--- START OF DATA SHOWN ---

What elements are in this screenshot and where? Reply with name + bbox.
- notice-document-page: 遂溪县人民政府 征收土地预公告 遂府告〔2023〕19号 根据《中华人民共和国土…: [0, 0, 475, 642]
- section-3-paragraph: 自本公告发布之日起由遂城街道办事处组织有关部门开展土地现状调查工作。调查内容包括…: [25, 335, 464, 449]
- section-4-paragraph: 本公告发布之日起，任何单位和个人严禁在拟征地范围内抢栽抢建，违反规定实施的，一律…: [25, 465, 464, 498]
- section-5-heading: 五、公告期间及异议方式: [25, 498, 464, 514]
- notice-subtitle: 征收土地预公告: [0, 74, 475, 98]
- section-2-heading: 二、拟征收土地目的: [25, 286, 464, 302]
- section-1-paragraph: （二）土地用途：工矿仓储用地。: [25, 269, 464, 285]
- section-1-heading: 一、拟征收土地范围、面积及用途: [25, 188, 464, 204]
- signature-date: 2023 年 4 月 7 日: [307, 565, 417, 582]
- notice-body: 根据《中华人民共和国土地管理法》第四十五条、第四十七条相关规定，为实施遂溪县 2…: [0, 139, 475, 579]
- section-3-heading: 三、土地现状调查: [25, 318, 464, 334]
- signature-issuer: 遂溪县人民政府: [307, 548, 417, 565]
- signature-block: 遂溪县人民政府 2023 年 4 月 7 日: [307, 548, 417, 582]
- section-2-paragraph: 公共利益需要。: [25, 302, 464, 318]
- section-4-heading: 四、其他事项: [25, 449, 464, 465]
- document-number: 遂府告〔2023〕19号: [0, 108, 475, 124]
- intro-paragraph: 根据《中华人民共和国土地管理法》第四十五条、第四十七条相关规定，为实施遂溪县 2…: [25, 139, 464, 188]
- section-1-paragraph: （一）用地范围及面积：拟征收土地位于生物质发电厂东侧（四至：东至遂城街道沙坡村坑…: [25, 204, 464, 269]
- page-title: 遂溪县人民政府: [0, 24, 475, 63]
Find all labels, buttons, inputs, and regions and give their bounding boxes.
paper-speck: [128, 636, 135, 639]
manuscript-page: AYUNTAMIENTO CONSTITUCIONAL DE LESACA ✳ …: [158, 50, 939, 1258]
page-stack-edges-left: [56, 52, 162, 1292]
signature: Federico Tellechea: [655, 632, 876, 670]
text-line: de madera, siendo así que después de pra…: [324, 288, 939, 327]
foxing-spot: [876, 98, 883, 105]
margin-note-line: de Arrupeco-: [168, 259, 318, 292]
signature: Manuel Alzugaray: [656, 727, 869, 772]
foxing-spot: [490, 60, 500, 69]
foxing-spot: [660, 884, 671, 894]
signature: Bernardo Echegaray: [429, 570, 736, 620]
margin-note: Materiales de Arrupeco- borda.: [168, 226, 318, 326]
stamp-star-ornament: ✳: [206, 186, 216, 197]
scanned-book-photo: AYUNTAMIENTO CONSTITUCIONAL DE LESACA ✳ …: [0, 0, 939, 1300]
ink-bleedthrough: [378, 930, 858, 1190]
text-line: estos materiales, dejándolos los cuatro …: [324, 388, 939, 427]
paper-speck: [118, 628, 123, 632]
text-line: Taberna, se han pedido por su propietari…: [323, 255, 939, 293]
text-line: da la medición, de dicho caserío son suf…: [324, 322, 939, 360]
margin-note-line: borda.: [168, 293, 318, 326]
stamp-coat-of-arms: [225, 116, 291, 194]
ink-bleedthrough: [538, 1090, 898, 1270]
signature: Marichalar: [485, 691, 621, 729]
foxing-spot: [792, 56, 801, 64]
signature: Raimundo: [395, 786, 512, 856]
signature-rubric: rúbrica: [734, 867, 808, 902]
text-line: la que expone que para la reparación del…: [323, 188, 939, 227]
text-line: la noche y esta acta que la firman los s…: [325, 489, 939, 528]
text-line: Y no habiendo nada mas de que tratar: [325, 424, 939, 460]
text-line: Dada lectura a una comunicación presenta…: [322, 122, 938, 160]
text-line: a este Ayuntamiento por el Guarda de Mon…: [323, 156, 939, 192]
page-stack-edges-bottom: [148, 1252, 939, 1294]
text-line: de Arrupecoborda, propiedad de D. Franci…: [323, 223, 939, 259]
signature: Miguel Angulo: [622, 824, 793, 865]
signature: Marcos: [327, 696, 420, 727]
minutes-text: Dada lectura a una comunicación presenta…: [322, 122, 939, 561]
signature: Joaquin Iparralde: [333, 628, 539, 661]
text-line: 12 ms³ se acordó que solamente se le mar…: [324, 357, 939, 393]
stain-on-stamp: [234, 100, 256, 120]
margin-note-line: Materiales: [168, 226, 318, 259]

--- END OF DATA SHOWN ---

- _WORK TO COMPLETE_
Can you copy every line above character for character, leaving nothing out and changing nothing?

- _RESPONSE TO THIS EXERCISE_
What elements are in this screenshot and where? Reply with name + bbox.
- notice-document-page: 遂溪县人民政府 征收土地预公告 遂府告〔2023〕19号 根据《中华人民共和国土…: [0, 0, 475, 642]
- section-3-paragraph: 自本公告发布之日起由遂城街道办事处组织有关部门开展土地现状调查工作。调查内容包括…: [25, 335, 464, 449]
- section-4-paragraph: 本公告发布之日起，任何单位和个人严禁在拟征地范围内抢栽抢建，违反规定实施的，一律…: [25, 465, 464, 498]
- section-5-heading: 五、公告期间及异议方式: [25, 498, 464, 514]
- notice-subtitle: 征收土地预公告: [0, 74, 475, 98]
- section-2-heading: 二、拟征收土地目的: [25, 286, 464, 302]
- section-1-paragraph: （二）土地用途：工矿仓储用地。: [25, 269, 464, 285]
- section-1-heading: 一、拟征收土地范围、面积及用途: [25, 188, 464, 204]
- signature-date: 2023 年 4 月 7 日: [307, 565, 417, 582]
- notice-body: 根据《中华人民共和国土地管理法》第四十五条、第四十七条相关规定，为实施遂溪县 2…: [0, 139, 475, 579]
- section-3-heading: 三、土地现状调查: [25, 318, 464, 334]
- signature-issuer: 遂溪县人民政府: [307, 548, 417, 565]
- signature-block: 遂溪县人民政府 2023 年 4 月 7 日: [307, 548, 417, 582]
- section-2-paragraph: 公共利益需要。: [25, 302, 464, 318]
- section-4-heading: 四、其他事项: [25, 449, 464, 465]
- document-number: 遂府告〔2023〕19号: [0, 108, 475, 124]
- intro-paragraph: 根据《中华人民共和国土地管理法》第四十五条、第四十七条相关规定，为实施遂溪县 2…: [25, 139, 464, 188]
- section-1-paragraph: （一）用地范围及面积：拟征收土地位于生物质发电厂东侧（四至：东至遂城街道沙坡村坑…: [25, 204, 464, 269]
- page-title: 遂溪县人民政府: [0, 24, 475, 63]
Find all labels, buttons, inputs, and regions and give their bounding boxes.
paper-speck: [128, 636, 135, 639]
manuscript-page: AYUNTAMIENTO CONSTITUCIONAL DE LESACA ✳ …: [158, 50, 939, 1258]
page-stack-edges-left: [56, 52, 162, 1292]
signature: Federico Tellechea: [655, 632, 876, 670]
text-line: de madera, siendo así que después de pra…: [324, 288, 939, 327]
foxing-spot: [876, 98, 883, 105]
margin-note-line: de Arrupeco-: [168, 259, 318, 292]
signature: Manuel Alzugaray: [656, 727, 869, 772]
foxing-spot: [490, 60, 500, 69]
foxing-spot: [660, 884, 671, 894]
signature: Bernardo Echegaray: [429, 570, 736, 620]
margin-note: Materiales de Arrupeco- borda.: [168, 226, 318, 326]
stamp-star-ornament: ✳: [206, 186, 216, 197]
scanned-book-photo: AYUNTAMIENTO CONSTITUCIONAL DE LESACA ✳ …: [0, 0, 939, 1300]
ink-bleedthrough: [378, 930, 858, 1190]
text-line: estos materiales, dejándolos los cuatro …: [324, 388, 939, 427]
paper-speck: [118, 628, 123, 632]
text-line: Taberna, se han pedido por su propietari…: [323, 255, 939, 293]
text-line: da la medición, de dicho caserío son suf…: [324, 322, 939, 360]
margin-note-line: borda.: [168, 293, 318, 326]
stamp-coat-of-arms: [225, 116, 291, 194]
ink-bleedthrough: [538, 1090, 898, 1270]
signature: Marichalar: [485, 691, 621, 729]
foxing-spot: [792, 56, 801, 64]
signature: Raimundo: [395, 786, 512, 856]
signature-rubric: rúbrica: [734, 867, 808, 902]
text-line: la que expone que para la reparación del…: [323, 188, 939, 227]
text-line: la noche y esta acta que la firman los s…: [325, 489, 939, 528]
text-line: Y no habiendo nada mas de que tratar: [325, 424, 939, 460]
text-line: Dada lectura a una comunicación presenta…: [322, 122, 938, 160]
text-line: a este Ayuntamiento por el Guarda de Mon…: [323, 156, 939, 192]
page-stack-edges-bottom: [148, 1252, 939, 1294]
text-line: de Arrupecoborda, propiedad de D. Franci…: [323, 223, 939, 259]
signature: Miguel Angulo: [622, 824, 793, 865]
signature: Marcos: [327, 696, 420, 727]
minutes-text: Dada lectura a una comunicación presenta…: [322, 122, 939, 561]
signature: Joaquin Iparralde: [333, 628, 539, 661]
text-line: 12 ms³ se acordó que solamente se le mar…: [324, 357, 939, 393]
stain-on-stamp: [234, 100, 256, 120]
margin-note-line: Materiales: [168, 226, 318, 259]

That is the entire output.